Entries with figure data:
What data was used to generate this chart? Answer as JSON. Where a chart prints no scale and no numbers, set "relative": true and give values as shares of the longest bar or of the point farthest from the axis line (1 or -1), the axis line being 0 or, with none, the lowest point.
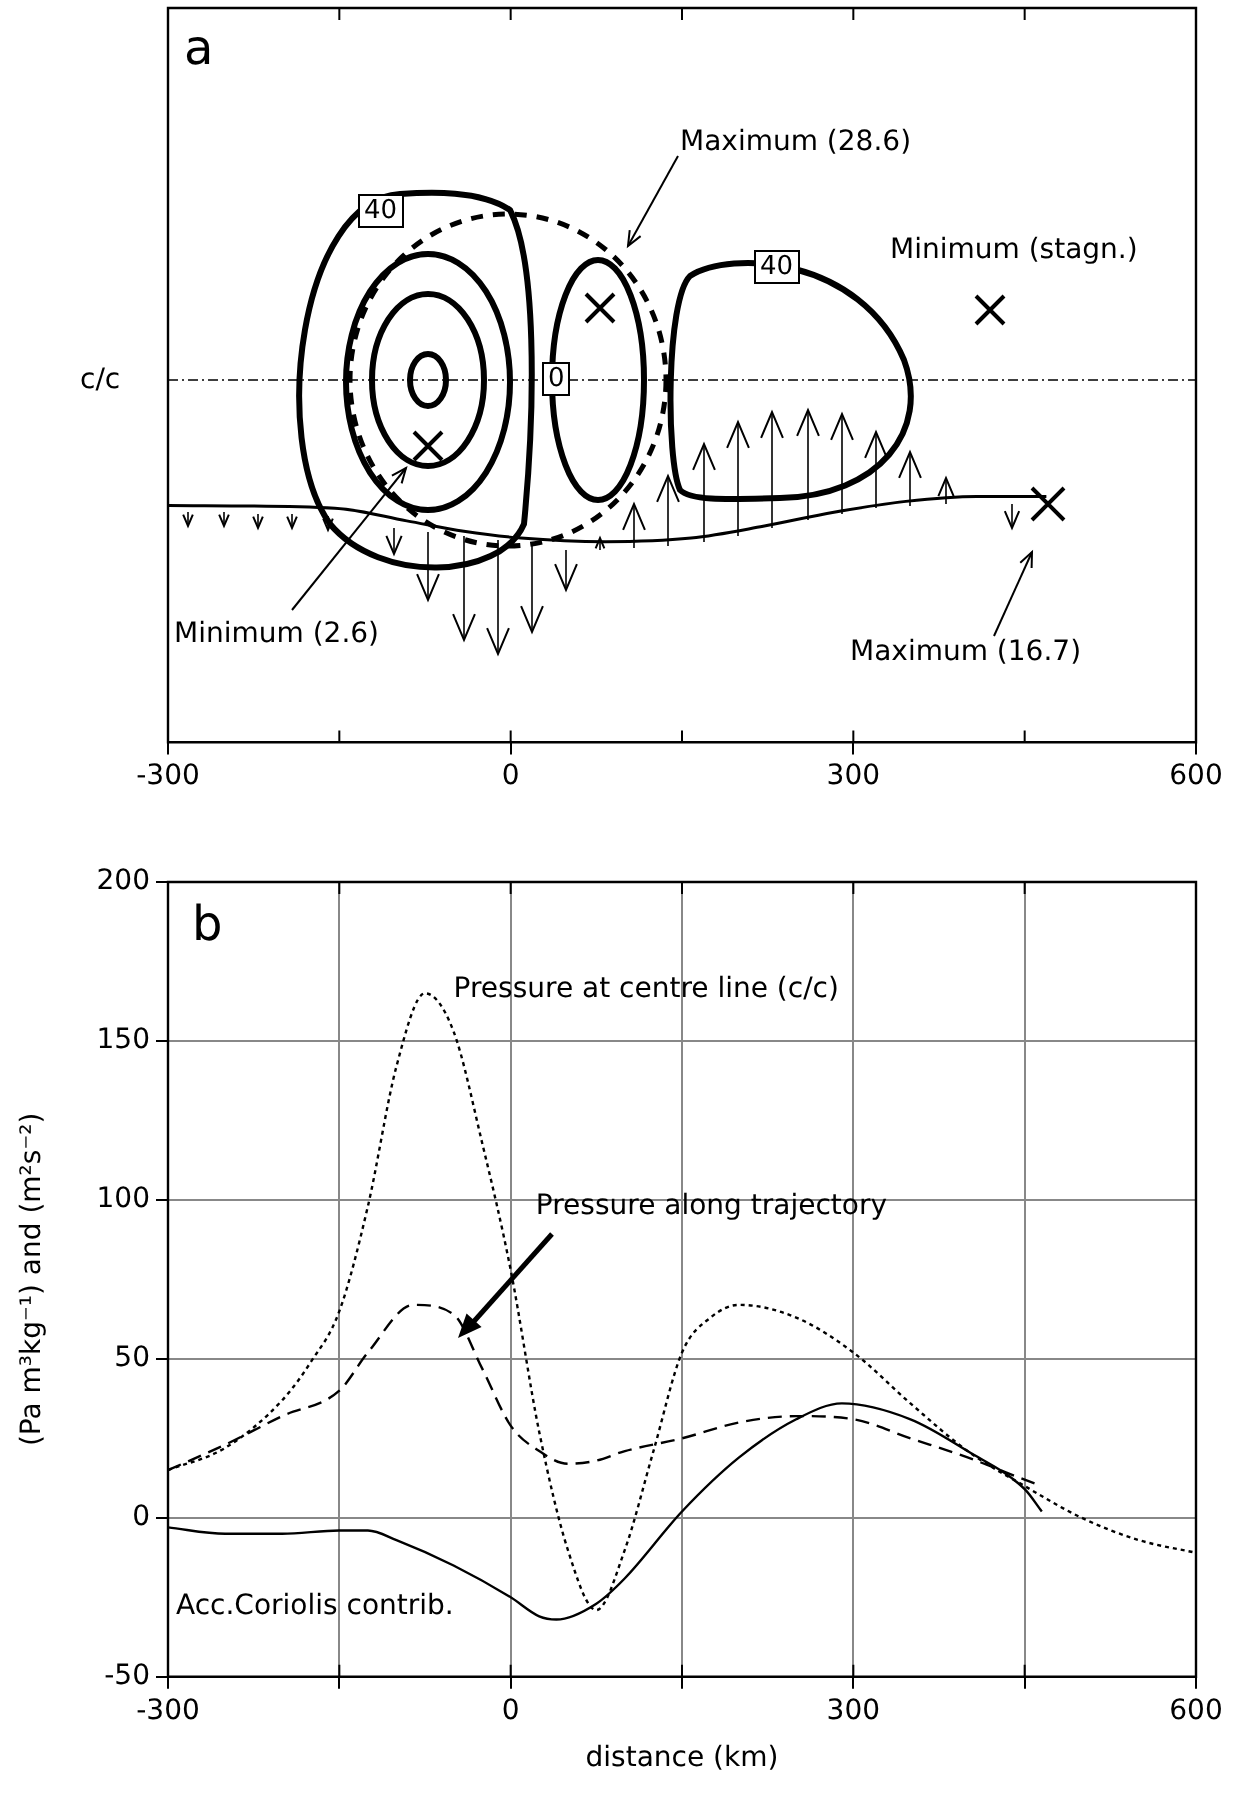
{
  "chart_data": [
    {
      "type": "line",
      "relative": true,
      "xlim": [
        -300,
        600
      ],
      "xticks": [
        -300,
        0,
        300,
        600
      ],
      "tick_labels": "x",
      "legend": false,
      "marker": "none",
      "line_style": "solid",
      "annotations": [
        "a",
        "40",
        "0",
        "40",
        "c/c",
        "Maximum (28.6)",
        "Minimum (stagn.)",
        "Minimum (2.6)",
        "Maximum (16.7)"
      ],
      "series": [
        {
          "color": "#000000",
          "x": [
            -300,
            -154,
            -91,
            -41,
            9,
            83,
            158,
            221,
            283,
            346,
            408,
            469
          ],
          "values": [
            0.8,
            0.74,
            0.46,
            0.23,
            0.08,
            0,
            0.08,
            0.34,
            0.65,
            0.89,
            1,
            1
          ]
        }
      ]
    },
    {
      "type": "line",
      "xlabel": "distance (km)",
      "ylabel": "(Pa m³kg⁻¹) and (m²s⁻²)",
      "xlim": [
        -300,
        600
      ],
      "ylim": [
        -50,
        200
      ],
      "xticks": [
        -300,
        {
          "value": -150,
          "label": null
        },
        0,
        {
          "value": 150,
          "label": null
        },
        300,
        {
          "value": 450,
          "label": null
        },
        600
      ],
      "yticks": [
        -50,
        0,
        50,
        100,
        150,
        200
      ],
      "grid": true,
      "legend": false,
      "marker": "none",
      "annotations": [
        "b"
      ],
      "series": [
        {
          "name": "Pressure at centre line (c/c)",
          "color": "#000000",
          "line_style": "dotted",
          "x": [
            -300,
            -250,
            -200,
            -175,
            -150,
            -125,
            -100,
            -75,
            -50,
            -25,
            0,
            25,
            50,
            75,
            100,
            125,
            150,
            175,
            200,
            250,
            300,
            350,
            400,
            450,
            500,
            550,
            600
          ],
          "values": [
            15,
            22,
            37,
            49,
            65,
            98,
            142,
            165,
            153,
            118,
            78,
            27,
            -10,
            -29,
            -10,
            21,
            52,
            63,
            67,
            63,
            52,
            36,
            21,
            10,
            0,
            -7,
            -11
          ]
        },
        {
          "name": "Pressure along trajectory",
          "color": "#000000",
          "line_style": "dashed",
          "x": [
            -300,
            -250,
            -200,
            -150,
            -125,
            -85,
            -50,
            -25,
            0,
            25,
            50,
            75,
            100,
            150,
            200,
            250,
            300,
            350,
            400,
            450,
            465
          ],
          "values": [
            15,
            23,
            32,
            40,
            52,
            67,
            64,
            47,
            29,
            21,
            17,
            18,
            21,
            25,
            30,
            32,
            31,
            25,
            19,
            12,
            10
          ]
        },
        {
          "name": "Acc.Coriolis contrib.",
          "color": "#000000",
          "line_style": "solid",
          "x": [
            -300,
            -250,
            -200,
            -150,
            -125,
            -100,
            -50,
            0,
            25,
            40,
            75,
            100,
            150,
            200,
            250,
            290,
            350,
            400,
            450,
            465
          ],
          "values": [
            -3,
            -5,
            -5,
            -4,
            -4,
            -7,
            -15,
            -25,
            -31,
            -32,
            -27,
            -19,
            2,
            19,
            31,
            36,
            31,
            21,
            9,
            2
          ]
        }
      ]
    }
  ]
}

==

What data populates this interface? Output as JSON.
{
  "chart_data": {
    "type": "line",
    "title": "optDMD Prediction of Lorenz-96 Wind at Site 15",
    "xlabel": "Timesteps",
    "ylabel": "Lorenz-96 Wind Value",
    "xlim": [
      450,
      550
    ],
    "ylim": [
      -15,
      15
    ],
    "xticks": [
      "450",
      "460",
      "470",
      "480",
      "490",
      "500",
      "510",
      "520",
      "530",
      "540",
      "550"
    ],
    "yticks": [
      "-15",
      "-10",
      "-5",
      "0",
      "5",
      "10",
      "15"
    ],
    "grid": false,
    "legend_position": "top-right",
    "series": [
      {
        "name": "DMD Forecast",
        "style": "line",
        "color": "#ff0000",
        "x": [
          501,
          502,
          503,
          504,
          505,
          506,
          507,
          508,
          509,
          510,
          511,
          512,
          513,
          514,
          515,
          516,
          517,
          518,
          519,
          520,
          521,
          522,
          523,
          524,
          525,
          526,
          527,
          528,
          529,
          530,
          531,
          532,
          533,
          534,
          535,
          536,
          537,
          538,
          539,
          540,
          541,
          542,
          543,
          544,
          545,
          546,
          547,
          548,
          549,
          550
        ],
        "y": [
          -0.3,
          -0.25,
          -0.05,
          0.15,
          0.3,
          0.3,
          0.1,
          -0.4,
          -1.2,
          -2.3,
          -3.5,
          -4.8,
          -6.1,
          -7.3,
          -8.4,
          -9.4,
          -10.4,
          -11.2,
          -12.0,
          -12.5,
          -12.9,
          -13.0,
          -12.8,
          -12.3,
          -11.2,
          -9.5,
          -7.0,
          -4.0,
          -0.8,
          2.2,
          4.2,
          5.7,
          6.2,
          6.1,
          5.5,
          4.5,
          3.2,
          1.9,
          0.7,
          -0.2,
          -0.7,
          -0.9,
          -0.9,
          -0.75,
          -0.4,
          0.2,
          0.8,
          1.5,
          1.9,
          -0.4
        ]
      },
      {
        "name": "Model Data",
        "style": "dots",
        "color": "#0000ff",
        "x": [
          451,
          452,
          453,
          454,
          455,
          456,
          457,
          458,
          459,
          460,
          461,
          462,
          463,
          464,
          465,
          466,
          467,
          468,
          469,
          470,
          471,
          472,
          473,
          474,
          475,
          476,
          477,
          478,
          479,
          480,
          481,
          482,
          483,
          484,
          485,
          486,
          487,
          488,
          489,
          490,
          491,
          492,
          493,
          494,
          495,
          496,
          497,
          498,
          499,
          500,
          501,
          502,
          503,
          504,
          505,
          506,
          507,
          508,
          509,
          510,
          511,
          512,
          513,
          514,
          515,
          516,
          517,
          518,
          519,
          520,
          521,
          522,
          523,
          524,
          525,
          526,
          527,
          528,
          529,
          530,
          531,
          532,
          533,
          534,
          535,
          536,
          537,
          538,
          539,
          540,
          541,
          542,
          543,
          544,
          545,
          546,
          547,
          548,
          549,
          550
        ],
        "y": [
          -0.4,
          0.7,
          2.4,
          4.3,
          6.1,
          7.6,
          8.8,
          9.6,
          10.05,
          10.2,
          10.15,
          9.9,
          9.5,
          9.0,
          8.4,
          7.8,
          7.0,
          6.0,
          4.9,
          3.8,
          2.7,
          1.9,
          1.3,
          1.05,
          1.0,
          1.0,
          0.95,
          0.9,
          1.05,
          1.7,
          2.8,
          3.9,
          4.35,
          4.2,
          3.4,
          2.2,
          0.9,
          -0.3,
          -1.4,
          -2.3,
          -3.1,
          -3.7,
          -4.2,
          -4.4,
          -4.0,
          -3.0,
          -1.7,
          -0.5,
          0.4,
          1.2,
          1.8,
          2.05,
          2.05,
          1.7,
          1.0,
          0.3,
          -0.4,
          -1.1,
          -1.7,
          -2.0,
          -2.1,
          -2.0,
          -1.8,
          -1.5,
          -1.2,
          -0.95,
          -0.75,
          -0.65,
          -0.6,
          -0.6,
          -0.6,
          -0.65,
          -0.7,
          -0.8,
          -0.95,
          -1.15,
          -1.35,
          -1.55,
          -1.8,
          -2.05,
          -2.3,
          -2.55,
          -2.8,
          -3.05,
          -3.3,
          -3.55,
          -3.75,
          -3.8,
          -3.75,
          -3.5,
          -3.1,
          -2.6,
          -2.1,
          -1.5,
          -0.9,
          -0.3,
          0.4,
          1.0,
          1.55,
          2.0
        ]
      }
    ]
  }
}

## Set problem
Take every line above carrying "Wind" and return it.

## Completed task
    "title": "optDMD Prediction of Lorenz-96 Wind at Site 15",
    "ylabel": "Lorenz-96 Wind Value",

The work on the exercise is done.